(Stored dataset items)
◆ ◆ ◆ ◆ ◆ ◆ ◆
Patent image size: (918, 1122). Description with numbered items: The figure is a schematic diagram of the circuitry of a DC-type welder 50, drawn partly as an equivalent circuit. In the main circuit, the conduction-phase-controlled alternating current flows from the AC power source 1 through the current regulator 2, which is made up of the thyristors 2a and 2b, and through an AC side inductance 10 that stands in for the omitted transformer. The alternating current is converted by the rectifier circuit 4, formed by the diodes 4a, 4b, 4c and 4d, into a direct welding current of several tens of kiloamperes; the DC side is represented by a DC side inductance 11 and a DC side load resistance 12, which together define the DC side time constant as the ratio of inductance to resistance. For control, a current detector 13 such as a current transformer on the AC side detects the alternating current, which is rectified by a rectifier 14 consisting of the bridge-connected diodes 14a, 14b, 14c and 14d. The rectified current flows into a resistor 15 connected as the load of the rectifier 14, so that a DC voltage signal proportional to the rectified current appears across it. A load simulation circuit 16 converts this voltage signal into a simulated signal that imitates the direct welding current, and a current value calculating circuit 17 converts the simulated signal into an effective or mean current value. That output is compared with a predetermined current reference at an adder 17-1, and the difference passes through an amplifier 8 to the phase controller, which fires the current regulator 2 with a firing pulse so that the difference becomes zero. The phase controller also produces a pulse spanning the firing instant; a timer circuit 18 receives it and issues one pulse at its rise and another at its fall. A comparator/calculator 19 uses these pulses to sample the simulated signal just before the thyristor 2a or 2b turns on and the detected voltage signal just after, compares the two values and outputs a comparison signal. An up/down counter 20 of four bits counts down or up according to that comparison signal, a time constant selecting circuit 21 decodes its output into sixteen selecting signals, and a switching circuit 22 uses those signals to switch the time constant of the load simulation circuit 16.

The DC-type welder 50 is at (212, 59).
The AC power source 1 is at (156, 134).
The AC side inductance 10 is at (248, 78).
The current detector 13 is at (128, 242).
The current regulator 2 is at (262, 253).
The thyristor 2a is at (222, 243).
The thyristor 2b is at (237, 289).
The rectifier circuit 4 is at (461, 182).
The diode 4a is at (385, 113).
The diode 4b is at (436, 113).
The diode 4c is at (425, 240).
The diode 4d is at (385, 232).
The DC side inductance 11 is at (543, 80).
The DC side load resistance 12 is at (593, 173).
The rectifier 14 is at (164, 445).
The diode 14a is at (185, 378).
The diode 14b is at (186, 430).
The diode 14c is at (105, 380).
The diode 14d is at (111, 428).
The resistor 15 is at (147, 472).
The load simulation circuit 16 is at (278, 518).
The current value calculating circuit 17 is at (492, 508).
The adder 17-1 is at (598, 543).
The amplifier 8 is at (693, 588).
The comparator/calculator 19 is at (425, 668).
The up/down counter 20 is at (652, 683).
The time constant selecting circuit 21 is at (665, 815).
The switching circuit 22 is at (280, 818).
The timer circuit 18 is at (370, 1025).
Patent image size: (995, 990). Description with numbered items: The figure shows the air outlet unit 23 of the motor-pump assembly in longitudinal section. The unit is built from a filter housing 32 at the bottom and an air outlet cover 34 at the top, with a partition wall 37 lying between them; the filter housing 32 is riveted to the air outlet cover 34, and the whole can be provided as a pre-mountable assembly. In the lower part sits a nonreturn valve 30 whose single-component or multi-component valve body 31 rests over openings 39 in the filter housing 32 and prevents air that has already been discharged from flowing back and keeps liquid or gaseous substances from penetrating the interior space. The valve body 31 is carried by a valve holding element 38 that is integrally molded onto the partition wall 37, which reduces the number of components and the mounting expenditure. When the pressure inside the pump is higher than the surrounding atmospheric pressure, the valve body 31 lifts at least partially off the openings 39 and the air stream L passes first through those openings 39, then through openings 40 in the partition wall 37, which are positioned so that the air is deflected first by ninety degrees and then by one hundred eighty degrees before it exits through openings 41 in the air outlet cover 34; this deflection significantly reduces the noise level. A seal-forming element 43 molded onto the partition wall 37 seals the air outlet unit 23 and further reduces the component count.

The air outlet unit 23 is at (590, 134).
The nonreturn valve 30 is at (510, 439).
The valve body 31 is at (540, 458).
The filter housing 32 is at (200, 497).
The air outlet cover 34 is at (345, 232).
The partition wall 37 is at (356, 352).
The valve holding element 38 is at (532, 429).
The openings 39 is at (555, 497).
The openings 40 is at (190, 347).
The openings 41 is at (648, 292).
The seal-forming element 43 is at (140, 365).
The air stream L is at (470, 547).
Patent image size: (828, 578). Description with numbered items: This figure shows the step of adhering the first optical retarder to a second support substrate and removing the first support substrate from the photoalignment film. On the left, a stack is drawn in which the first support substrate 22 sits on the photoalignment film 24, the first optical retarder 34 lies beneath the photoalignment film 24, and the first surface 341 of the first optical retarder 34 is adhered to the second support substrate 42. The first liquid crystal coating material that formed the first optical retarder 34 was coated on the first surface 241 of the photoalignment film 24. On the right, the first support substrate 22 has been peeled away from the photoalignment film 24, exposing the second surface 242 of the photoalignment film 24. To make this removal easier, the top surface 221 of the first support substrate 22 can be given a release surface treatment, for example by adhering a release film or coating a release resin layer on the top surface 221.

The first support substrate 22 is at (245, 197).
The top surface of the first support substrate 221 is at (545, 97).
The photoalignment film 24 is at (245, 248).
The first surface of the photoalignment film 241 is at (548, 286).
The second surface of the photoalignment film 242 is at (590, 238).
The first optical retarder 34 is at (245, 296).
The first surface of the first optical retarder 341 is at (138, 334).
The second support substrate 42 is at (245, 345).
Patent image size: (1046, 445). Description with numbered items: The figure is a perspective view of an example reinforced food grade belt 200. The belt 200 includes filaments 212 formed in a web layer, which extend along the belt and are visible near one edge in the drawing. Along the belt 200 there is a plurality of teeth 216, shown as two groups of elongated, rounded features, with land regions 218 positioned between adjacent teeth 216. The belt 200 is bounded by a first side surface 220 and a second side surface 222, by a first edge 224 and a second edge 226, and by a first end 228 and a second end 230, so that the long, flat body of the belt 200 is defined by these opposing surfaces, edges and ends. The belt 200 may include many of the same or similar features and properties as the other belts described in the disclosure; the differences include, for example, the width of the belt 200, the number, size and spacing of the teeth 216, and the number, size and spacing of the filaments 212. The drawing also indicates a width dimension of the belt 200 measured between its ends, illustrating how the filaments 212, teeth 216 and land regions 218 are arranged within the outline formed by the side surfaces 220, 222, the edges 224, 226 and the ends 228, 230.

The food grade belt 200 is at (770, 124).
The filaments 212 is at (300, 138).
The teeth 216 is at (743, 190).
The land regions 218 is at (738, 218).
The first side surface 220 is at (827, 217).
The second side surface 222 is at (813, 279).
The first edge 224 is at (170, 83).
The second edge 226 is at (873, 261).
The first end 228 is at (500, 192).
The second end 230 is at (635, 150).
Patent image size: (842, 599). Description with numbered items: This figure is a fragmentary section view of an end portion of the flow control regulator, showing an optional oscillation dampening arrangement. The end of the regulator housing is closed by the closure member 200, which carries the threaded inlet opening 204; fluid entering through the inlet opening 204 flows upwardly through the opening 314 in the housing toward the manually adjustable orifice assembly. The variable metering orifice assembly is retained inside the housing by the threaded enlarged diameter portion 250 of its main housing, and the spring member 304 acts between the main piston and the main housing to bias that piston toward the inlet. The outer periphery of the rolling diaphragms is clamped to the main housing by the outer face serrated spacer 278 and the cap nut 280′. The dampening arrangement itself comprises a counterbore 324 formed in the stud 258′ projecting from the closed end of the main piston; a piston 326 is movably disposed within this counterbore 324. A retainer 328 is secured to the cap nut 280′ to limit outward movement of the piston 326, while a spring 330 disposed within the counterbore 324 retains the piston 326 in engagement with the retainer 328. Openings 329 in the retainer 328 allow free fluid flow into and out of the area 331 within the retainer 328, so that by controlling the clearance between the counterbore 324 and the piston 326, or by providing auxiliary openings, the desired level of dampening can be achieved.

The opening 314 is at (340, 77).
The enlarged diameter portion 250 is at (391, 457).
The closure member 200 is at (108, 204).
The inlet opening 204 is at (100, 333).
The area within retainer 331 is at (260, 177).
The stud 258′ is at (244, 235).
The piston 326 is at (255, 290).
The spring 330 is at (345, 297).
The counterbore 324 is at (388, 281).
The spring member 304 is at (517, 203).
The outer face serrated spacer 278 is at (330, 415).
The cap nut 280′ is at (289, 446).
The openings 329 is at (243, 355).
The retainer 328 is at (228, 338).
◆ ◆ ◆ ◆ ◆ ◆ ◆
Direction ::
Reproduce word for word the entries starting at the line that contains "Patent image size: (828, 578)." and ending at the line that contains "The photoalignment film 24 is at (245, 248).", including both of those lines.

Task output ::
Patent image size: (828, 578). Description with numbered items: This figure shows the step of adhering the first optical retarder to a second support substrate and removing the first support substrate from the photoalignment film. On the left, a stack is drawn in which the first support substrate 22 sits on the photoalignment film 24, the first optical retarder 34 lies beneath the photoalignment film 24, and the first surface 341 of the first optical retarder 34 is adhered to the second support substrate 42. The first liquid crystal coating material that formed the first optical retarder 34 was coated on the first surface 241 of the photoalignment film 24. On the right, the first support substrate 22 has been peeled away from the photoalignment film 24, exposing the second surface 242 of the photoalignment film 24. To make this removal easier, the top surface 221 of the first support substrate 22 can be given a release surface treatment, for example by adhering a release film or coating a release resin layer on the top surface 221.

The first support substrate 22 is at (245, 197).
The top surface of the first support substrate 221 is at (545, 97).
The photoalignment film 24 is at (245, 248).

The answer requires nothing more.